** Start of Material shown **

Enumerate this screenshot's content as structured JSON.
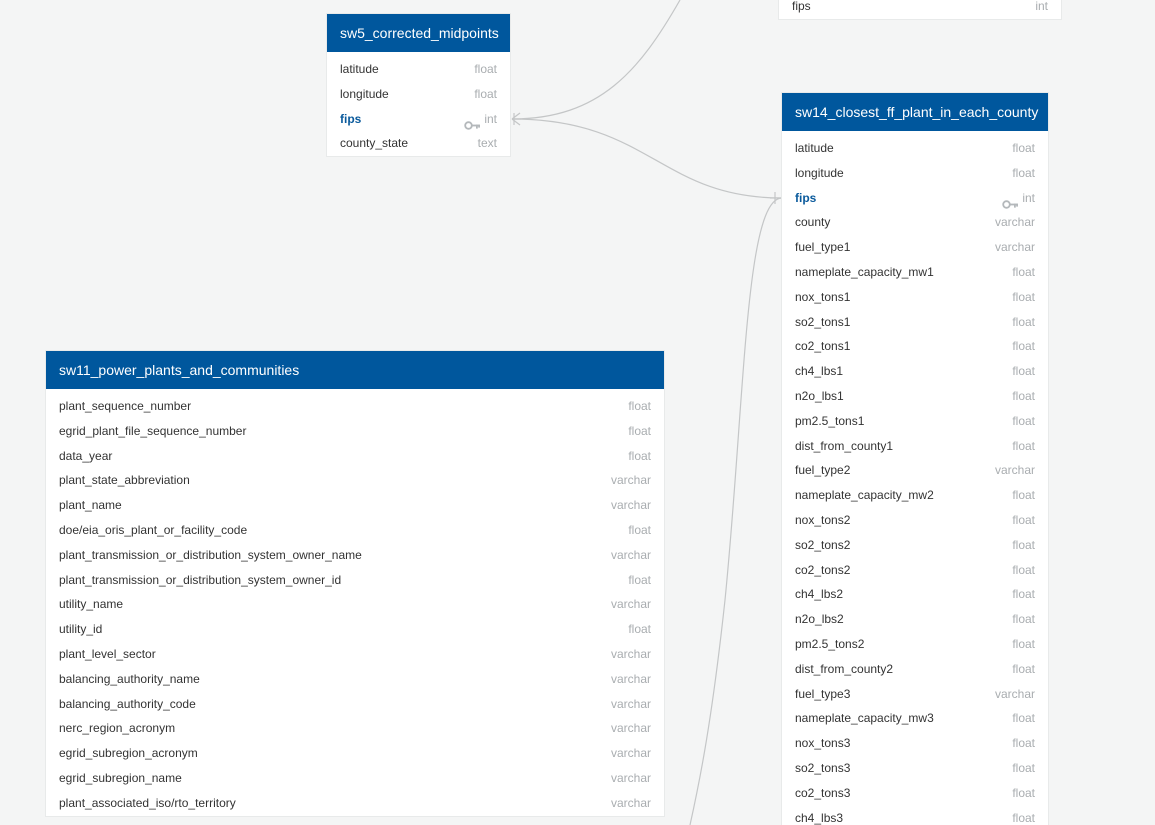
{
  "tables": {
    "top": {
      "columns": [
        {
          "name": "fips",
          "type": "int",
          "pk": false
        }
      ]
    },
    "sw5": {
      "name": "sw5_corrected_midpoints",
      "columns": [
        {
          "name": "latitude",
          "type": "float",
          "pk": false
        },
        {
          "name": "longitude",
          "type": "float",
          "pk": false
        },
        {
          "name": "fips",
          "type": "int",
          "pk": true
        },
        {
          "name": "county_state",
          "type": "text",
          "pk": false
        }
      ]
    },
    "sw14": {
      "name": "sw14_closest_ff_plant_in_each_county",
      "columns": [
        {
          "name": "latitude",
          "type": "float",
          "pk": false
        },
        {
          "name": "longitude",
          "type": "float",
          "pk": false
        },
        {
          "name": "fips",
          "type": "int",
          "pk": true
        },
        {
          "name": "county",
          "type": "varchar",
          "pk": false
        },
        {
          "name": "fuel_type1",
          "type": "varchar",
          "pk": false
        },
        {
          "name": "nameplate_capacity_mw1",
          "type": "float",
          "pk": false
        },
        {
          "name": "nox_tons1",
          "type": "float",
          "pk": false
        },
        {
          "name": "so2_tons1",
          "type": "float",
          "pk": false
        },
        {
          "name": "co2_tons1",
          "type": "float",
          "pk": false
        },
        {
          "name": "ch4_lbs1",
          "type": "float",
          "pk": false
        },
        {
          "name": "n2o_lbs1",
          "type": "float",
          "pk": false
        },
        {
          "name": "pm2.5_tons1",
          "type": "float",
          "pk": false
        },
        {
          "name": "dist_from_county1",
          "type": "float",
          "pk": false
        },
        {
          "name": "fuel_type2",
          "type": "varchar",
          "pk": false
        },
        {
          "name": "nameplate_capacity_mw2",
          "type": "float",
          "pk": false
        },
        {
          "name": "nox_tons2",
          "type": "float",
          "pk": false
        },
        {
          "name": "so2_tons2",
          "type": "float",
          "pk": false
        },
        {
          "name": "co2_tons2",
          "type": "float",
          "pk": false
        },
        {
          "name": "ch4_lbs2",
          "type": "float",
          "pk": false
        },
        {
          "name": "n2o_lbs2",
          "type": "float",
          "pk": false
        },
        {
          "name": "pm2.5_tons2",
          "type": "float",
          "pk": false
        },
        {
          "name": "dist_from_county2",
          "type": "float",
          "pk": false
        },
        {
          "name": "fuel_type3",
          "type": "varchar",
          "pk": false
        },
        {
          "name": "nameplate_capacity_mw3",
          "type": "float",
          "pk": false
        },
        {
          "name": "nox_tons3",
          "type": "float",
          "pk": false
        },
        {
          "name": "so2_tons3",
          "type": "float",
          "pk": false
        },
        {
          "name": "co2_tons3",
          "type": "float",
          "pk": false
        },
        {
          "name": "ch4_lbs3",
          "type": "float",
          "pk": false
        }
      ]
    },
    "sw11": {
      "name": "sw11_power_plants_and_communities",
      "columns": [
        {
          "name": "plant_sequence_number",
          "type": "float",
          "pk": false
        },
        {
          "name": "egrid_plant_file_sequence_number",
          "type": "float",
          "pk": false
        },
        {
          "name": "data_year",
          "type": "float",
          "pk": false
        },
        {
          "name": "plant_state_abbreviation",
          "type": "varchar",
          "pk": false
        },
        {
          "name": "plant_name",
          "type": "varchar",
          "pk": false
        },
        {
          "name": "doe/eia_oris_plant_or_facility_code",
          "type": "float",
          "pk": false
        },
        {
          "name": "plant_transmission_or_distribution_system_owner_name",
          "type": "varchar",
          "pk": false
        },
        {
          "name": "plant_transmission_or_distribution_system_owner_id",
          "type": "float",
          "pk": false
        },
        {
          "name": "utility_name",
          "type": "varchar",
          "pk": false
        },
        {
          "name": "utility_id",
          "type": "float",
          "pk": false
        },
        {
          "name": "plant_level_sector",
          "type": "varchar",
          "pk": false
        },
        {
          "name": "balancing_authority_name",
          "type": "varchar",
          "pk": false
        },
        {
          "name": "balancing_authority_code",
          "type": "varchar",
          "pk": false
        },
        {
          "name": "nerc_region_acronym",
          "type": "varchar",
          "pk": false
        },
        {
          "name": "egrid_subregion_acronym",
          "type": "varchar",
          "pk": false
        },
        {
          "name": "egrid_subregion_name",
          "type": "varchar",
          "pk": false
        },
        {
          "name": "plant_associated_iso/rto_territory",
          "type": "varchar",
          "pk": false
        }
      ]
    }
  },
  "colors": {
    "header_bg": "#00579d",
    "header_text": "#ffffff",
    "canvas_bg": "#f4f5f5",
    "type_text": "#a9adb0",
    "pk_text": "#0a5a9c",
    "connector": "#c4c6c7"
  },
  "icons": {
    "primary_key": "key-icon"
  }
}
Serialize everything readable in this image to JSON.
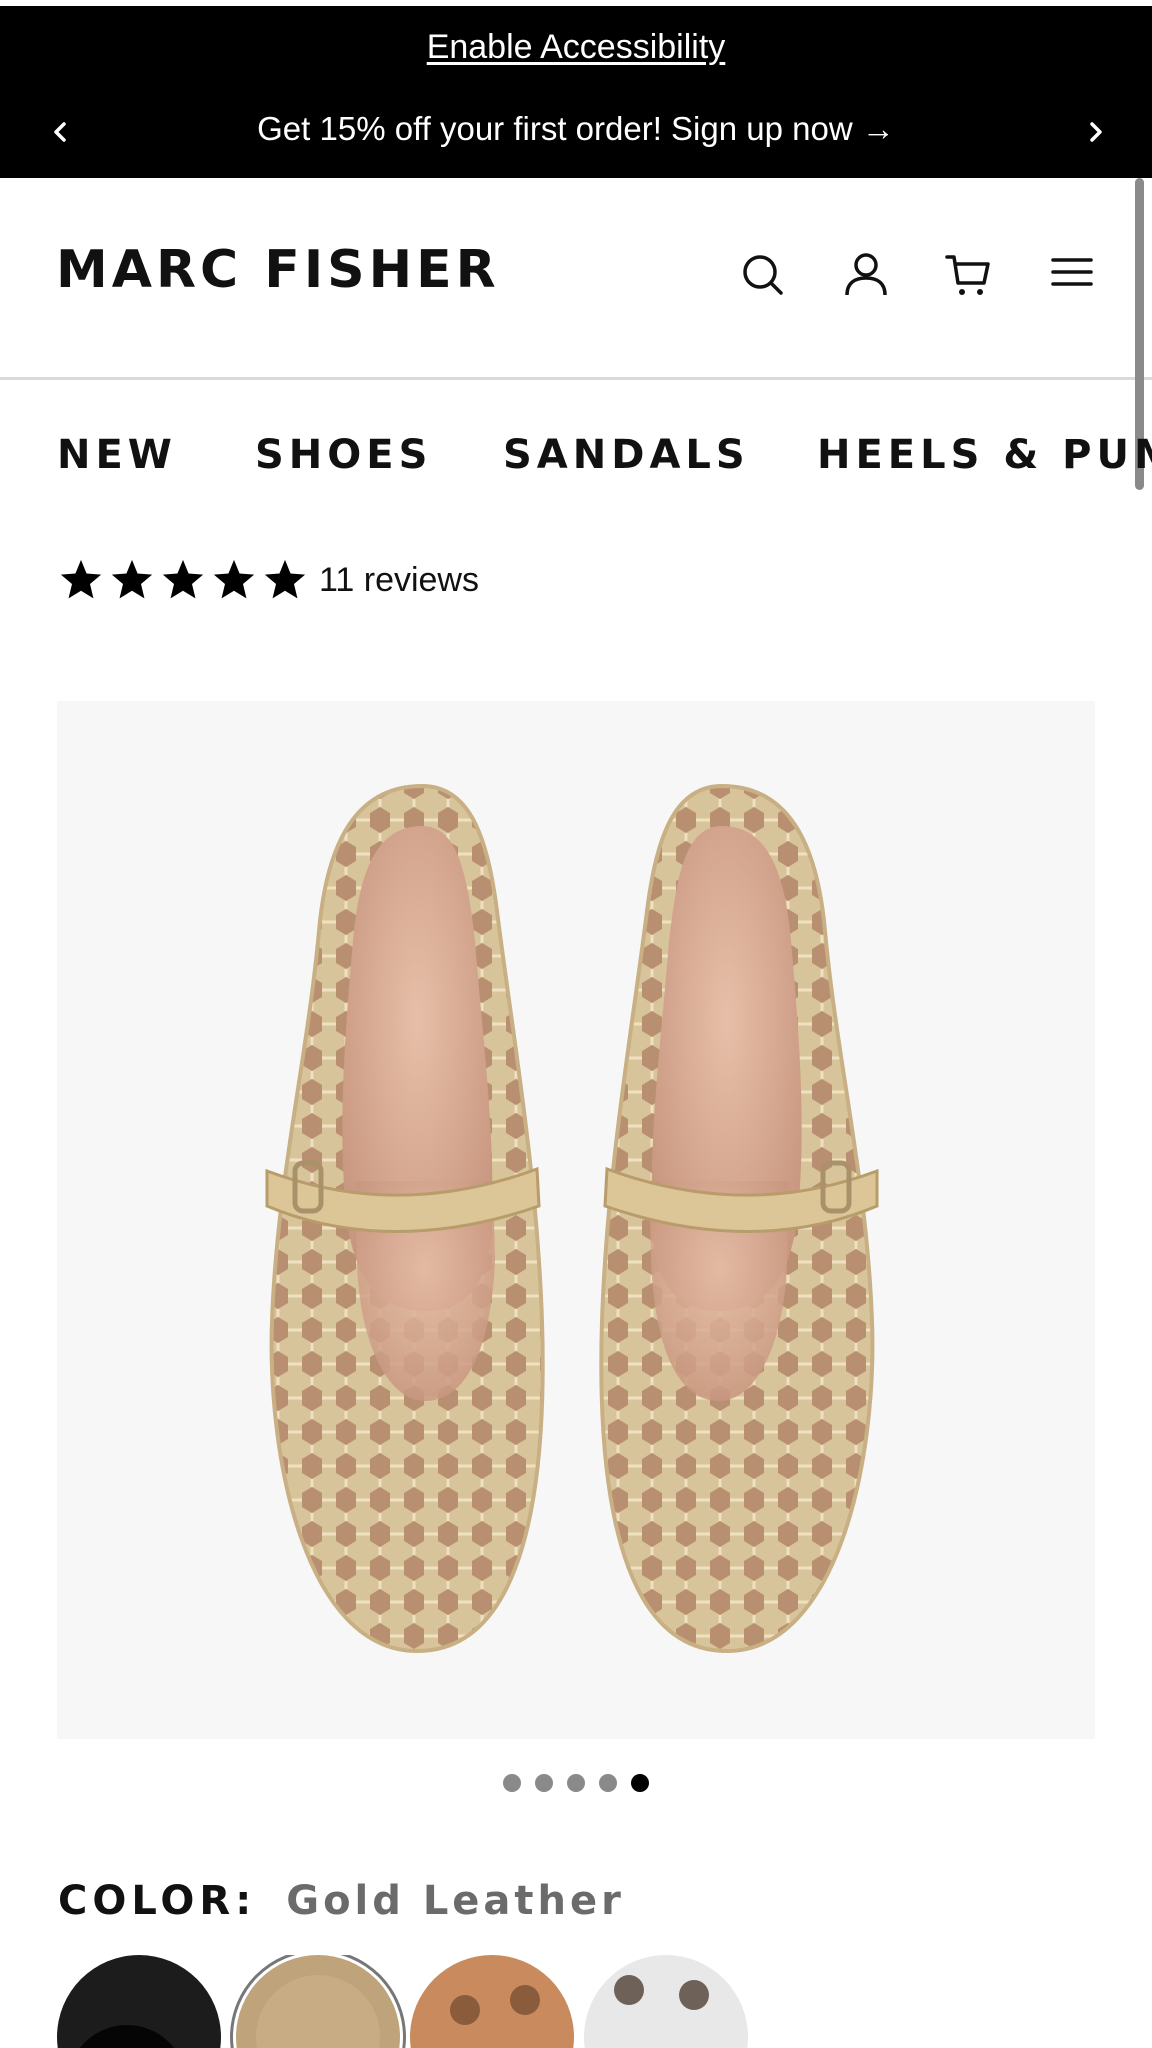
{
  "announcement": {
    "accessibility_link": "Enable Accessibility",
    "promo_text": "Get 15% off your first order! Sign up now →",
    "prev_icon": "chevron-left-icon",
    "next_icon": "chevron-right-icon",
    "background": "#000000",
    "text_color": "#ffffff"
  },
  "header": {
    "logo_text": "MARC FISHER",
    "icons": [
      "search-icon",
      "account-icon",
      "cart-icon",
      "menu-icon"
    ]
  },
  "nav": {
    "categories": [
      "NEW",
      "SHOES",
      "SANDALS",
      "HEELS & PUMPS"
    ]
  },
  "rating": {
    "stars": 5,
    "reviews_label": "11 reviews"
  },
  "gallery": {
    "image_alt": "Gold woven leather mary jane flats, top view",
    "image_count": 5,
    "active_index": 5
  },
  "color": {
    "label": "COLOR:",
    "value": "Gold Leather",
    "swatches": [
      {
        "name": "Black",
        "color": "#1c1c1c"
      },
      {
        "name": "Gold Leather",
        "color": "#bfa37a",
        "selected": true
      },
      {
        "name": "Cognac Woven",
        "color": "#c98a5e"
      },
      {
        "name": "White Woven",
        "color": "#e8e8e8"
      }
    ]
  }
}
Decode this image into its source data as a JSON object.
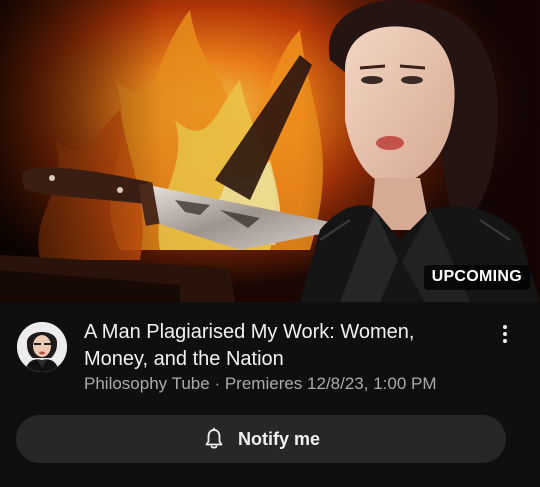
{
  "video": {
    "thumbnail_alt": "Woman in black leather jacket beside a knife in front of flames",
    "badge": "UPCOMING",
    "title": "A Man Plagiarised My Work: Women, Money, and the Nation",
    "channel": "Philosophy Tube",
    "separator": "·",
    "premiere": "Premieres 12/8/23, 1:00 PM"
  },
  "actions": {
    "notify_label": "Notify me",
    "more_icon": "more-vertical-icon",
    "bell_icon": "bell-icon"
  },
  "colors": {
    "background": "#0f0f0f",
    "button_bg": "#272727",
    "text_primary": "#f1f1f1",
    "text_secondary": "#aaaaaa"
  }
}
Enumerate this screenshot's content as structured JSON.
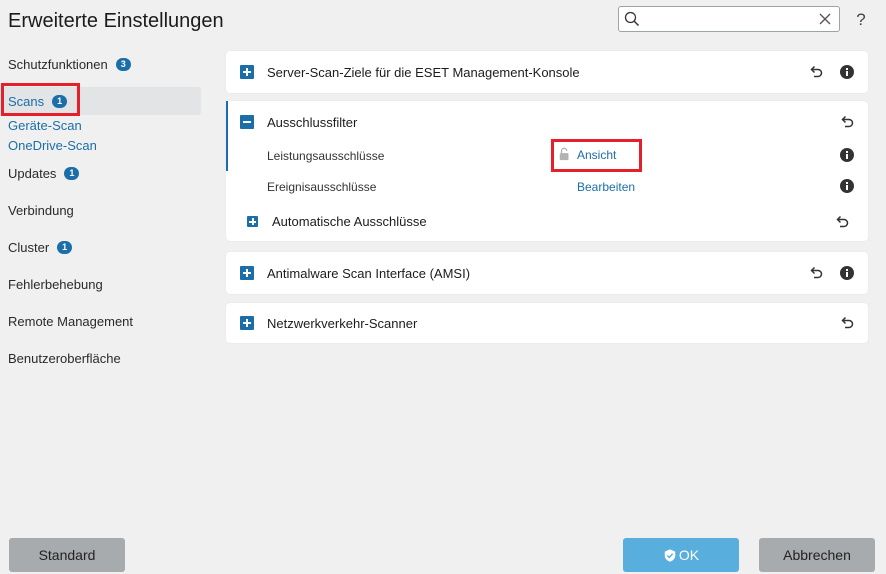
{
  "window": {
    "title": "Erweiterte Einstellungen",
    "help_label": "?"
  },
  "search": {
    "value": "",
    "placeholder": ""
  },
  "sidebar": {
    "items": [
      {
        "label": "Schutzfunktionen",
        "badge": "3"
      },
      {
        "label": "Scans",
        "badge": "1"
      },
      {
        "label": "Geräte-Scan"
      },
      {
        "label": "OneDrive-Scan"
      },
      {
        "label": "Updates",
        "badge": "1"
      },
      {
        "label": "Verbindung"
      },
      {
        "label": "Cluster",
        "badge": "1"
      },
      {
        "label": "Fehlerbehebung"
      },
      {
        "label": "Remote Management"
      },
      {
        "label": "Benutzeroberfläche"
      }
    ]
  },
  "main": {
    "sections": [
      {
        "title": "Server-Scan-Ziele für die ESET Management-Konsole"
      },
      {
        "title": "Ausschlussfilter",
        "rows": [
          {
            "label": "Leistungsausschlüsse",
            "action": "Ansicht"
          },
          {
            "label": "Ereignisausschlüsse",
            "action": "Bearbeiten"
          }
        ],
        "subsection": "Automatische Ausschlüsse"
      },
      {
        "title": "Antimalware Scan Interface (AMSI)"
      },
      {
        "title": "Netzwerkverkehr-Scanner"
      }
    ]
  },
  "footer": {
    "default_label": "Standard",
    "ok_label": "OK",
    "cancel_label": "Abbrechen"
  },
  "colors": {
    "accent": "#1b6ea8",
    "highlight": "#e5202a",
    "ok": "#58aedc"
  }
}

** End of Material shown **

• _What is needed_: Scan the records for the string "ffffff". Copy each line in which it appears.

• _The completed task_:
    "header_text": "#ffffff",
    "text_color": "#ffffff"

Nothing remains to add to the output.